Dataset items
--*--

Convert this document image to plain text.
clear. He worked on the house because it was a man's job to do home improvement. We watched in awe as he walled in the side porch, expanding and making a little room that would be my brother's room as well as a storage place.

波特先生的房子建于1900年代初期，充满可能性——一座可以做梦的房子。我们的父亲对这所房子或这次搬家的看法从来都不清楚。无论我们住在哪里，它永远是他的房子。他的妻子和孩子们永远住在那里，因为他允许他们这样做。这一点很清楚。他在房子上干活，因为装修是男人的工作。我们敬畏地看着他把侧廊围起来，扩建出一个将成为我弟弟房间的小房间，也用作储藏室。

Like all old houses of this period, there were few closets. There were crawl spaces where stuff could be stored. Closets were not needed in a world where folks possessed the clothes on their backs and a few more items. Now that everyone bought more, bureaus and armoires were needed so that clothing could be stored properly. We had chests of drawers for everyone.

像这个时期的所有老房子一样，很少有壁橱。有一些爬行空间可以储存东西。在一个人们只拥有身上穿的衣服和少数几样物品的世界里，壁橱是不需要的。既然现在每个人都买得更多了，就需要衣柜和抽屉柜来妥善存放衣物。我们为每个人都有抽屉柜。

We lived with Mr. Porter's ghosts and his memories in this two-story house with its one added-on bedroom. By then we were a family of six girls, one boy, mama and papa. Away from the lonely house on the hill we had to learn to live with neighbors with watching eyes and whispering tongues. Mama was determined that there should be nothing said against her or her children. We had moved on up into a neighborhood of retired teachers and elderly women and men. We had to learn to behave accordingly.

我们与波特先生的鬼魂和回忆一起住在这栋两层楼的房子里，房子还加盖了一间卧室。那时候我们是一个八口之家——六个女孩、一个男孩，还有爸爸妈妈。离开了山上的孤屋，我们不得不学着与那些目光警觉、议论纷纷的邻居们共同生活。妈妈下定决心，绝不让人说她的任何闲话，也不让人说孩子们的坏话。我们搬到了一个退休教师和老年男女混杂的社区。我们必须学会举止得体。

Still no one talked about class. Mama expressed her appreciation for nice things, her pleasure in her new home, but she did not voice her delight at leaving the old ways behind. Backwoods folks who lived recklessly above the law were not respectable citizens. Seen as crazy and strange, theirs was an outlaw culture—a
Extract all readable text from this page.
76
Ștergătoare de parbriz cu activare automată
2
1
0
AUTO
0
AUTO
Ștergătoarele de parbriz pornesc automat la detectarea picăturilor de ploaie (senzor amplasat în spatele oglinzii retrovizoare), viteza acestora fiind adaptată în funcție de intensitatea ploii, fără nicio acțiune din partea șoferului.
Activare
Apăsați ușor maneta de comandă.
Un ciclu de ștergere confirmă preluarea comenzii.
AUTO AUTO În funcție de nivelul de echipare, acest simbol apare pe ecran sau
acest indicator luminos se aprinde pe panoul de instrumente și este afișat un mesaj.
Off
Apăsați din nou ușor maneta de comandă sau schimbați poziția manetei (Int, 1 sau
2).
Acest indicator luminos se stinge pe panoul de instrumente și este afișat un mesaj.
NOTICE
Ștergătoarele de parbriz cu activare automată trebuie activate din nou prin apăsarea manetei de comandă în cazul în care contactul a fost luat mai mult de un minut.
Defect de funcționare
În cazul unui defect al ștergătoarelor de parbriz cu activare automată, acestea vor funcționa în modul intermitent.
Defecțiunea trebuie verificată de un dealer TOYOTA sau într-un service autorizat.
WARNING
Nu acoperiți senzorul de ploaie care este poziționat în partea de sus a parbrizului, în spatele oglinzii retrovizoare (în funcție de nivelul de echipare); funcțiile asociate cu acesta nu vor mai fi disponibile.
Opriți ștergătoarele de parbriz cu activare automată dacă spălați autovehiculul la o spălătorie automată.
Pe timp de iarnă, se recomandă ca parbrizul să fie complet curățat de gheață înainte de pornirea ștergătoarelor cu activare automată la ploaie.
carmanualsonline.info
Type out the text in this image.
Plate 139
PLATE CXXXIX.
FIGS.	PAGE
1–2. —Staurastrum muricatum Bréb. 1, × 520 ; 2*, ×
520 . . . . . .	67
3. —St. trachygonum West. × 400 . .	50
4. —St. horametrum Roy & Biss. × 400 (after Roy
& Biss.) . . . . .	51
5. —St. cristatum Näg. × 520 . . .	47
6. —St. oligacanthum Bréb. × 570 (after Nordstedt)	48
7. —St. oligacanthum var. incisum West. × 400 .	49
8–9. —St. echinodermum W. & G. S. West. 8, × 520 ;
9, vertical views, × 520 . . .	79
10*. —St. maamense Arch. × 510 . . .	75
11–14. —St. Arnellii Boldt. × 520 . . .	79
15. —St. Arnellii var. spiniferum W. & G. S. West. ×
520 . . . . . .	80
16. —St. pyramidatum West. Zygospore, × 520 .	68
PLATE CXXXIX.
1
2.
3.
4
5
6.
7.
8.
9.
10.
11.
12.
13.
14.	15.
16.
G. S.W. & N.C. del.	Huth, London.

--*--

**Task**
Write the entire listing out again, word for word.

**Written reply**
Convert this document image to plain text.
clear. He worked on the house because it was a man's job to do home improvement. We watched in awe as he walled in the side porch, expanding and making a little room that would be my brother's room as well as a storage place.

波特先生的房子建于1900年代初期，充满可能性——一座可以做梦的房子。我们的父亲对这所房子或这次搬家的看法从来都不清楚。无论我们住在哪里，它永远是他的房子。他的妻子和孩子们永远住在那里，因为他允许他们这样做。这一点很清楚。他在房子上干活，因为装修是男人的工作。我们敬畏地看着他把侧廊围起来，扩建出一个将成为我弟弟房间的小房间，也用作储藏室。

Like all old houses of this period, there were few closets. There were crawl spaces where stuff could be stored. Closets were not needed in a world where folks possessed the clothes on their backs and a few more items. Now that everyone bought more, bureaus and armoires were needed so that clothing could be stored properly. We had chests of drawers for everyone.

像这个时期的所有老房子一样，很少有壁橱。有一些爬行空间可以储存东西。在一个人们只拥有身上穿的衣服和少数几样物品的世界里，壁橱是不需要的。既然现在每个人都买得更多了，就需要衣柜和抽屉柜来妥善存放衣物。我们为每个人都有抽屉柜。

We lived with Mr. Porter's ghosts and his memories in this two-story house with its one added-on bedroom. By then we were a family of six girls, one boy, mama and papa. Away from the lonely house on the hill we had to learn to live with neighbors with watching eyes and whispering tongues. Mama was determined that there should be nothing said against her or her children. We had moved on up into a neighborhood of retired teachers and elderly women and men. We had to learn to behave accordingly.

我们与波特先生的鬼魂和回忆一起住在这栋两层楼的房子里，房子还加盖了一间卧室。那时候我们是一个八口之家——六个女孩、一个男孩，还有爸爸妈妈。离开了山上的孤屋，我们不得不学着与那些目光警觉、议论纷纷的邻居们共同生活。妈妈下定决心，绝不让人说她的任何闲话，也不让人说孩子们的坏话。我们搬到了一个退休教师和老年男女混杂的社区。我们必须学会举止得体。

Still no one talked about class. Mama expressed her appreciation for nice things, her pleasure in her new home, but she did not voice her delight at leaving the old ways behind. Backwoods folks who lived recklessly above the law were not respectable citizens. Seen as crazy and strange, theirs was an outlaw culture—a
Extract all readable text from this page.
76
Ștergătoare de parbriz cu activare automată
2
1
0
AUTO
0
AUTO
Ștergătoarele de parbriz pornesc automat la detectarea picăturilor de ploaie (senzor amplasat în spatele oglinzii retrovizoare), viteza acestora fiind adaptată în funcție de intensitatea ploii, fără nicio acțiune din partea șoferului.
Activare
Apăsați ușor maneta de comandă.
Un ciclu de ștergere confirmă preluarea comenzii.
AUTO AUTO În funcție de nivelul de echipare, acest simbol apare pe ecran sau
acest indicator luminos se aprinde pe panoul de instrumente și este afișat un mesaj.
Off
Apăsați din nou ușor maneta de comandă sau schimbați poziția manetei (Int, 1 sau
2).
Acest indicator luminos se stinge pe panoul de instrumente și este afișat un mesaj.
NOTICE
Ștergătoarele de parbriz cu activare automată trebuie activate din nou prin apăsarea manetei de comandă în cazul în care contactul a fost luat mai mult de un minut.
Defect de funcționare
În cazul unui defect al ștergătoarelor de parbriz cu activare automată, acestea vor funcționa în modul intermitent.
Defecțiunea trebuie verificată de un dealer TOYOTA sau într-un service autorizat.
WARNING
Nu acoperiți senzorul de ploaie care este poziționat în partea de sus a parbrizului, în spatele oglinzii retrovizoare (în funcție de nivelul de echipare); funcțiile asociate cu acesta nu vor mai fi disponibile.
Opriți ștergătoarele de parbriz cu activare automată dacă spălați autovehiculul la o spălătorie automată.
Pe timp de iarnă, se recomandă ca parbrizul să fie complet curățat de gheață înainte de pornirea ștergătoarelor cu activare automată la ploaie.
carmanualsonline.info
Type out the text in this image.
Plate 139
PLATE CXXXIX.
FIGS.	PAGE
1–2. —Staurastrum muricatum Bréb. 1, × 520 ; 2*, ×
520 . . . . . .	67
3. —St. trachygonum West. × 400 . .	50
4. —St. horametrum Roy & Biss. × 400 (after Roy
& Biss.) . . . . .	51
5. —St. cristatum Näg. × 520 . . .	47
6. —St. oligacanthum Bréb. × 570 (after Nordstedt)	48
7. —St. oligacanthum var. incisum West. × 400 .	49
8–9. —St. echinodermum W. & G. S. West. 8, × 520 ;
9, vertical views, × 520 . . .	79
10*. —St. maamense Arch. × 510 . . .	75
11–14. —St. Arnellii Boldt. × 520 . . .	79
15. —St. Arnellii var. spiniferum W. & G. S. West. ×
520 . . . . . .	80
16. —St. pyramidatum West. Zygospore, × 520 .	68
PLATE CXXXIX.
1
2.
3.
4
5
6.
7.
8.
9.
10.
11.
12.
13.
14.	15.
16.
G. S.W. & N.C. del.	Huth, London.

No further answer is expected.